[Working data]
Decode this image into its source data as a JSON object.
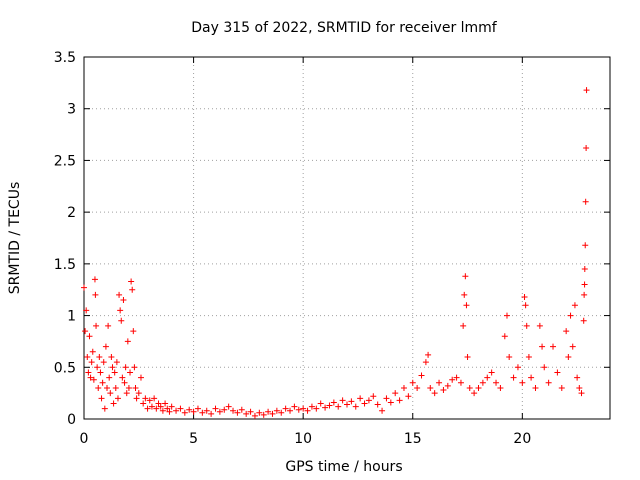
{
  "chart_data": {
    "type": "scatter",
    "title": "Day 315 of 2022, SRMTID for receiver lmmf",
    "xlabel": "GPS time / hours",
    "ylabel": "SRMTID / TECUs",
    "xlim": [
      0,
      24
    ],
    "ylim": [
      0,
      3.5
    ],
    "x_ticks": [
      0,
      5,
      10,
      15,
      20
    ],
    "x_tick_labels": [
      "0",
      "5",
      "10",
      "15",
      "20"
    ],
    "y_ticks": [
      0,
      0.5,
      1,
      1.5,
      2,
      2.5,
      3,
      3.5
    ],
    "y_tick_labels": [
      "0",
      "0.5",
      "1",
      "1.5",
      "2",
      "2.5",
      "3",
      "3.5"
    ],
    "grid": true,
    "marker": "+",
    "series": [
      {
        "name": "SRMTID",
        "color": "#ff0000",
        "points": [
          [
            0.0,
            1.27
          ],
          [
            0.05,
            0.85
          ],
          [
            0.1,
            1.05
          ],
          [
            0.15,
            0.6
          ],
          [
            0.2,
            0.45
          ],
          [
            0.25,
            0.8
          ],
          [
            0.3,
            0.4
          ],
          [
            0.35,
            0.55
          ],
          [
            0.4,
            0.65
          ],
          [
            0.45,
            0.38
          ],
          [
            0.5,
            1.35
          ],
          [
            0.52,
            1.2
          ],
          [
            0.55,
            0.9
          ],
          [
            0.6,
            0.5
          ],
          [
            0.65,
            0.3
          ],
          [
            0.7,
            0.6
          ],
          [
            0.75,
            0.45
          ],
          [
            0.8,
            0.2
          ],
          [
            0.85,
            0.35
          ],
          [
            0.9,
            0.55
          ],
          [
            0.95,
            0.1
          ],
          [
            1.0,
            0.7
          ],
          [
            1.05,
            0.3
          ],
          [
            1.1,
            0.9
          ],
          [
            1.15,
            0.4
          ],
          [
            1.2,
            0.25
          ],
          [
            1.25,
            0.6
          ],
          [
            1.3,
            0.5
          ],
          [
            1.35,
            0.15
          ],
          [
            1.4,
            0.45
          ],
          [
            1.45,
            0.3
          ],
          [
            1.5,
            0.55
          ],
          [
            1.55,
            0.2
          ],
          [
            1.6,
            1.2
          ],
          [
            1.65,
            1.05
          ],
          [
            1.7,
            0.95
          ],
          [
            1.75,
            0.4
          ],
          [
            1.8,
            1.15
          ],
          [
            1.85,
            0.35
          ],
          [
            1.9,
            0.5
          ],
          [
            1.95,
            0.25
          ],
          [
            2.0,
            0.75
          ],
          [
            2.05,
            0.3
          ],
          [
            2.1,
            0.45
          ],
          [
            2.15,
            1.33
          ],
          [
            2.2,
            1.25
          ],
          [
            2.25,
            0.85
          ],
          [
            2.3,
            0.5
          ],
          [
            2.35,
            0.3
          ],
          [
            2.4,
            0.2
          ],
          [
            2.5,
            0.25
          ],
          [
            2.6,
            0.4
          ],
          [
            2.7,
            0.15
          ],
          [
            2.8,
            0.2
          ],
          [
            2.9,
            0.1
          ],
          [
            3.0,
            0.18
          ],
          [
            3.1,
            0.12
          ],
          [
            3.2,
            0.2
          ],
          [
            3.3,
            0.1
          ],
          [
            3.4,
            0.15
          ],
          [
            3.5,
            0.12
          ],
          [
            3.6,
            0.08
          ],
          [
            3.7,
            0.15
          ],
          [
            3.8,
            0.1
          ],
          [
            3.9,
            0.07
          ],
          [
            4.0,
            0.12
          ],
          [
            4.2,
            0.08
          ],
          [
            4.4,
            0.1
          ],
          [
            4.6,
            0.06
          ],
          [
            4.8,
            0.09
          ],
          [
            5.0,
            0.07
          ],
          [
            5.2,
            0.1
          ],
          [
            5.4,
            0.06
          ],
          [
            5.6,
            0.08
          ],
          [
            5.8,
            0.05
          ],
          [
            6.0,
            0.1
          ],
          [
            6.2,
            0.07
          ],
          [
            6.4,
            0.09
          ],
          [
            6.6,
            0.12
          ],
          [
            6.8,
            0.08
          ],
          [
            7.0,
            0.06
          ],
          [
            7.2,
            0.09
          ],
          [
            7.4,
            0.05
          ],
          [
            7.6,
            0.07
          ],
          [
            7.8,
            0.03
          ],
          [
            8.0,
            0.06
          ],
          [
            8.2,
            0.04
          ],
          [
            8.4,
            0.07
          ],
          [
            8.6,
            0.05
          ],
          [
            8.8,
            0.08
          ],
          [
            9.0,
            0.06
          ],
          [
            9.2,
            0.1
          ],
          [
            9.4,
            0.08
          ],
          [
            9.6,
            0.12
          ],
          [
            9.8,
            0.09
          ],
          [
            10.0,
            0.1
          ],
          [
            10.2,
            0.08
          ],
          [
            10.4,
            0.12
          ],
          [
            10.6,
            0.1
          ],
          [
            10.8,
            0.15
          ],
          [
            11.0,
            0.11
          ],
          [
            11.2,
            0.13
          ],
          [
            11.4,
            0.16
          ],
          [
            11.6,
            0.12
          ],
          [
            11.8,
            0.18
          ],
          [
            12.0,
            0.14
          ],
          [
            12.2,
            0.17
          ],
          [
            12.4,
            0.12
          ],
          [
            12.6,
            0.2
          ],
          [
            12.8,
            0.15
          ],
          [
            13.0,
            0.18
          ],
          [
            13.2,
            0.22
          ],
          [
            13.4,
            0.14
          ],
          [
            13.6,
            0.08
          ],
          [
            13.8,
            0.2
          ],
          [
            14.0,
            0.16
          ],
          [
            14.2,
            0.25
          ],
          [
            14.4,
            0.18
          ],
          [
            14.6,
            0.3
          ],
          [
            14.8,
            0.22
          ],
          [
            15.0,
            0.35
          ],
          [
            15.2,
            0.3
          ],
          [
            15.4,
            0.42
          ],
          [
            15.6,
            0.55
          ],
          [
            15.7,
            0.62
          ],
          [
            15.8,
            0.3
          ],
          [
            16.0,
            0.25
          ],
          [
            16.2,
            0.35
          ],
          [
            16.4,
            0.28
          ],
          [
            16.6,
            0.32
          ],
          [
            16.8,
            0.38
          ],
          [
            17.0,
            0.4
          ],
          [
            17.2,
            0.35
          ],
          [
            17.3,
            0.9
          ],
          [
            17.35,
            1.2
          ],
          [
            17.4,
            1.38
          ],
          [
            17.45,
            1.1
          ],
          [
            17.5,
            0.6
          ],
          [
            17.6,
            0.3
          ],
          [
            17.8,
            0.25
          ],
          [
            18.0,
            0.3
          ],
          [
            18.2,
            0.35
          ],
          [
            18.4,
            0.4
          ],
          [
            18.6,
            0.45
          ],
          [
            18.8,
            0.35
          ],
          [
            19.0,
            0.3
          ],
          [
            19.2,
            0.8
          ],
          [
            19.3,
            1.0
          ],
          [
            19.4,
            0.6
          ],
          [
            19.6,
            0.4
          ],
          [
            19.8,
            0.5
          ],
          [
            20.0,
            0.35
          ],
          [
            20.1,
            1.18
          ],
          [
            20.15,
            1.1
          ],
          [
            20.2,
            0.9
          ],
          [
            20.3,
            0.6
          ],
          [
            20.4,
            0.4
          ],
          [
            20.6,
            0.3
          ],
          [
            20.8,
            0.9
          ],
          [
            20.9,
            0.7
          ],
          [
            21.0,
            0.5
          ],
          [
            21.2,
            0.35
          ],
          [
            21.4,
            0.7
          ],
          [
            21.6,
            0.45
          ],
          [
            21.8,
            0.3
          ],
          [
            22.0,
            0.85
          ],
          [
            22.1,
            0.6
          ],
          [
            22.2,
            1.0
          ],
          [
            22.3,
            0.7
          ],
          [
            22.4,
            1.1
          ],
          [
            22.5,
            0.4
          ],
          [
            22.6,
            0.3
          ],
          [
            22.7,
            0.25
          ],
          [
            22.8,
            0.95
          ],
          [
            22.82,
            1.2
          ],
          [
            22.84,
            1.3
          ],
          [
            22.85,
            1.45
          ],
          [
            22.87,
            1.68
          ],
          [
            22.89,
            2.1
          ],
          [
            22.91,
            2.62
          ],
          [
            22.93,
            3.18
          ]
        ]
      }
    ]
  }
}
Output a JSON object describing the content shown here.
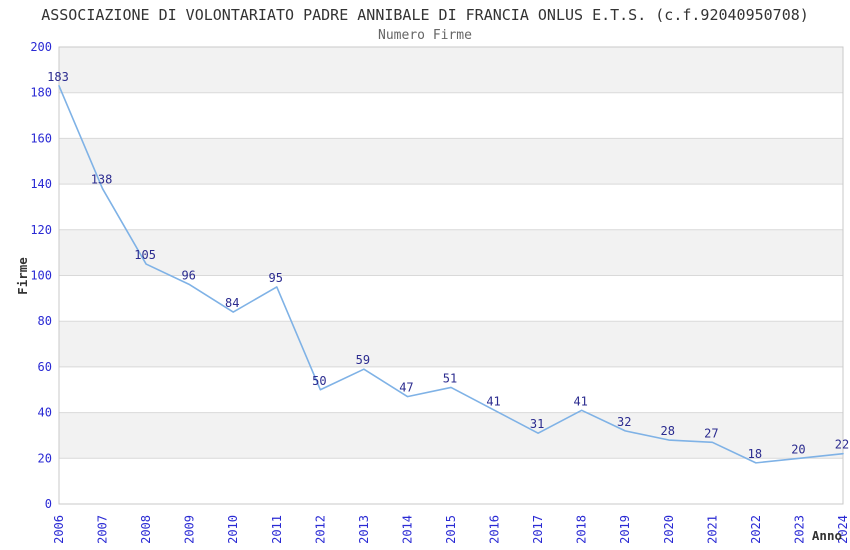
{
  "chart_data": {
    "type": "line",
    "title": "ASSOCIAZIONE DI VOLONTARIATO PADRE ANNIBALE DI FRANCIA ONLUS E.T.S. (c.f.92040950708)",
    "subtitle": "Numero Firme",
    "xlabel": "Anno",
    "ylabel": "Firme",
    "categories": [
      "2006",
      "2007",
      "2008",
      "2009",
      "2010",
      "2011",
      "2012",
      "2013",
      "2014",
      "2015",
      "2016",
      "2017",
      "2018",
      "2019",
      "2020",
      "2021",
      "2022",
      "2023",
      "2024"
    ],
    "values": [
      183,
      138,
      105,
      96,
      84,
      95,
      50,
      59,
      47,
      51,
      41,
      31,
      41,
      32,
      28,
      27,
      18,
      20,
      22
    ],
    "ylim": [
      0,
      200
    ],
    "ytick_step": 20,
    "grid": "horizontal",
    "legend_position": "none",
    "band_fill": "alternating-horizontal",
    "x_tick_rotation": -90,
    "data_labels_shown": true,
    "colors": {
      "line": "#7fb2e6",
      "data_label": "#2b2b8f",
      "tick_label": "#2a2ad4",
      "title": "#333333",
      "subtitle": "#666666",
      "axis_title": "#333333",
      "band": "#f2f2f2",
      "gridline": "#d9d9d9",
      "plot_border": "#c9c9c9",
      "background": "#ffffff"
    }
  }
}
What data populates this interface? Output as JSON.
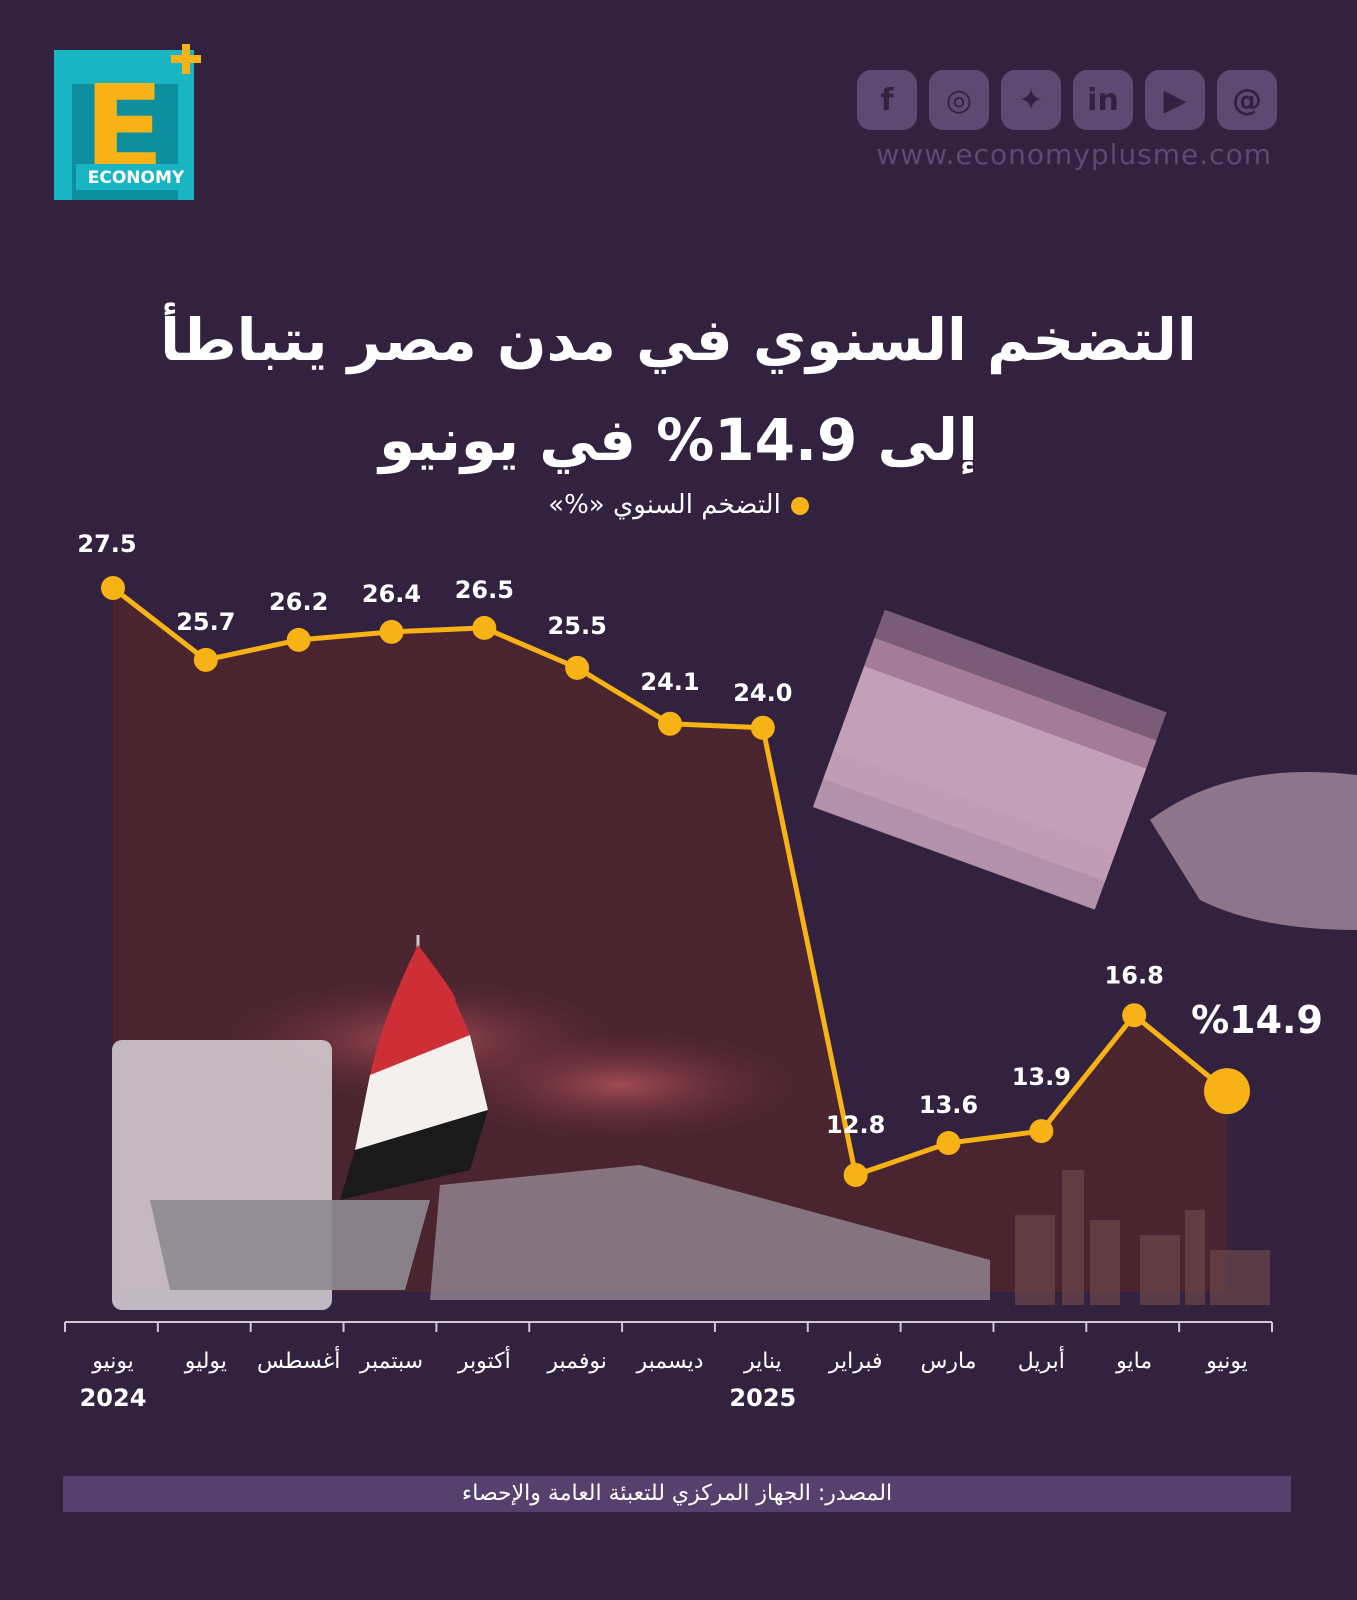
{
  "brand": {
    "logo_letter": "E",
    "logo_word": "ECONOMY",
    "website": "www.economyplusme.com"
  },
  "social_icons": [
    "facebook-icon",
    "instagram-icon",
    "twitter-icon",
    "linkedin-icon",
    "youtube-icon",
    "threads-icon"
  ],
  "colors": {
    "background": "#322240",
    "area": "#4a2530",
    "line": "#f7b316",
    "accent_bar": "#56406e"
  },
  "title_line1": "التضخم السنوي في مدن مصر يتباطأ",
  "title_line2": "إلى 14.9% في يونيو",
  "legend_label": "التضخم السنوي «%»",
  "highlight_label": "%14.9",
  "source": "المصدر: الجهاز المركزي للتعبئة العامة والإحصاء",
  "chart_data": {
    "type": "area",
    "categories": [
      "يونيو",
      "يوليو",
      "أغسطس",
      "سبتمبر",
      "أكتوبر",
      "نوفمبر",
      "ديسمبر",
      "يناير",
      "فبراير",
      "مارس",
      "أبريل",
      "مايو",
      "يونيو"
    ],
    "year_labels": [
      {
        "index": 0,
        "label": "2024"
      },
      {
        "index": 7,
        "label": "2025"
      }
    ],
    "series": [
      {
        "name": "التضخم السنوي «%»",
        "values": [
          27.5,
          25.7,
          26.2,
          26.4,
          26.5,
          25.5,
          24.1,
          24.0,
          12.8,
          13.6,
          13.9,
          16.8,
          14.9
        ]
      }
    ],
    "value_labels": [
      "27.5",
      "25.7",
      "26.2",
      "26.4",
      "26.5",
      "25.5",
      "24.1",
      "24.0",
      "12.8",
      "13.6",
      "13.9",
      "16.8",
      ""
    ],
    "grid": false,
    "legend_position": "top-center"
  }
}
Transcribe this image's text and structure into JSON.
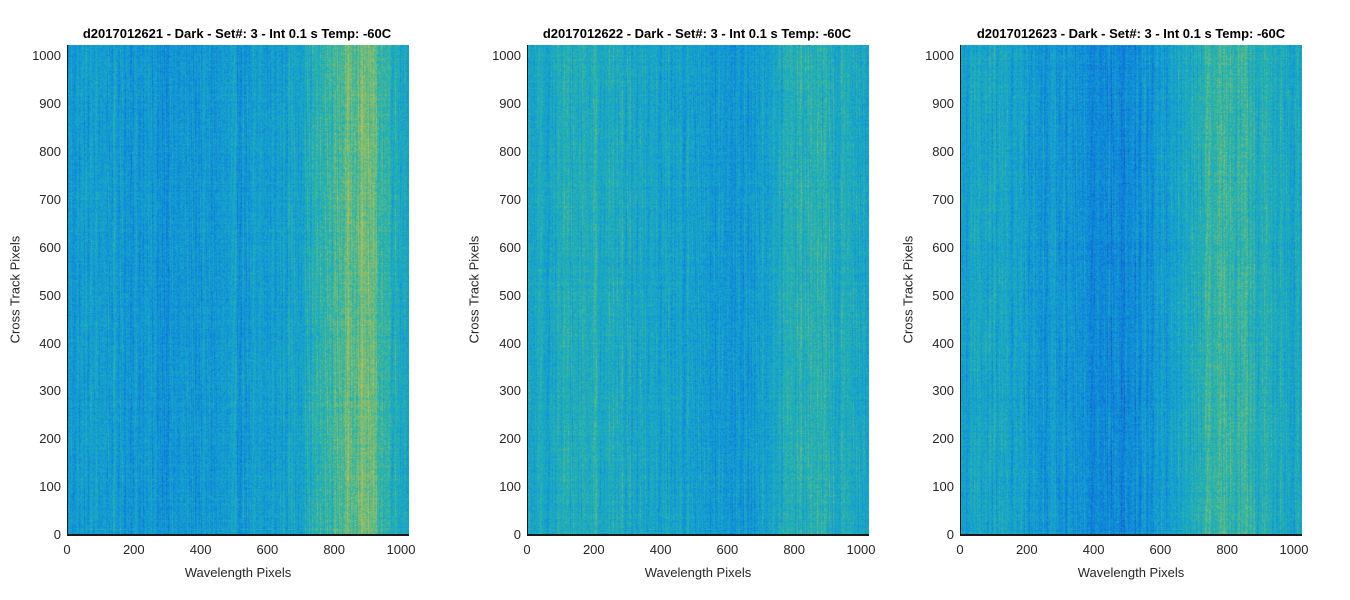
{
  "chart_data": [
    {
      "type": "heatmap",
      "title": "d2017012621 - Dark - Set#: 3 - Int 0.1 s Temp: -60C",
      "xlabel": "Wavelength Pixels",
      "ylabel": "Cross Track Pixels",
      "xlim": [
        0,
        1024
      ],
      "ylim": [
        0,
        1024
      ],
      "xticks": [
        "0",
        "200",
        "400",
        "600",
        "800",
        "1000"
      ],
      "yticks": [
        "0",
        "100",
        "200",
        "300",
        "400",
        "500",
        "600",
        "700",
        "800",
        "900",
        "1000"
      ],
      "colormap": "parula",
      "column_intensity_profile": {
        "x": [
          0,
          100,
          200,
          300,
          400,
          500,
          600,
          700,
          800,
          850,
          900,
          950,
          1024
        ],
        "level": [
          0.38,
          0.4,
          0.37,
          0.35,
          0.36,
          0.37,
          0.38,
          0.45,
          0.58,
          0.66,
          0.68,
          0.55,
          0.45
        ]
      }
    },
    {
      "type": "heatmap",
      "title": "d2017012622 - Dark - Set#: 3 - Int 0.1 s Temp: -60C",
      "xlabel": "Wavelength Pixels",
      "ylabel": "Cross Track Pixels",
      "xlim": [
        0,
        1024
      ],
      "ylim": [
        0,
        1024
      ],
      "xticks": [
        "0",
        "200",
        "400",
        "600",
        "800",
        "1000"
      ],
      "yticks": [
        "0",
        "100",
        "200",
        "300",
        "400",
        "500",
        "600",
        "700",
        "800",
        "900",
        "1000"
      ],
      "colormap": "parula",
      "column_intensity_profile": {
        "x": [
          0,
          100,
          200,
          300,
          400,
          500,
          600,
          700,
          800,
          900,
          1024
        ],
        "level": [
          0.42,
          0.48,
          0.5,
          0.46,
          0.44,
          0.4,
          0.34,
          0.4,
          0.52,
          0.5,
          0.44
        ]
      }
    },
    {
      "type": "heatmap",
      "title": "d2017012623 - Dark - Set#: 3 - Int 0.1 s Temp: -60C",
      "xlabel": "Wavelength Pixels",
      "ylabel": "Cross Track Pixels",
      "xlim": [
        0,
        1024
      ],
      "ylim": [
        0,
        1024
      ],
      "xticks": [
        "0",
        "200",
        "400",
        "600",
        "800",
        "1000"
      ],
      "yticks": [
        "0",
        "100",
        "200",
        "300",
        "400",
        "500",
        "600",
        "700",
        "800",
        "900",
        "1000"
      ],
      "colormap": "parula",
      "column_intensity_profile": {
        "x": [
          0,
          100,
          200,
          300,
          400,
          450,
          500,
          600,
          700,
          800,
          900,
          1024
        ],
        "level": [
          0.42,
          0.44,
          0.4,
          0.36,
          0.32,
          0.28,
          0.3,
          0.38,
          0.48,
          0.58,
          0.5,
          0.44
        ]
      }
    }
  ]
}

[Short problem] What count of lines in the listing contain the word "background"? Reply with the number only.

[Task answer] 2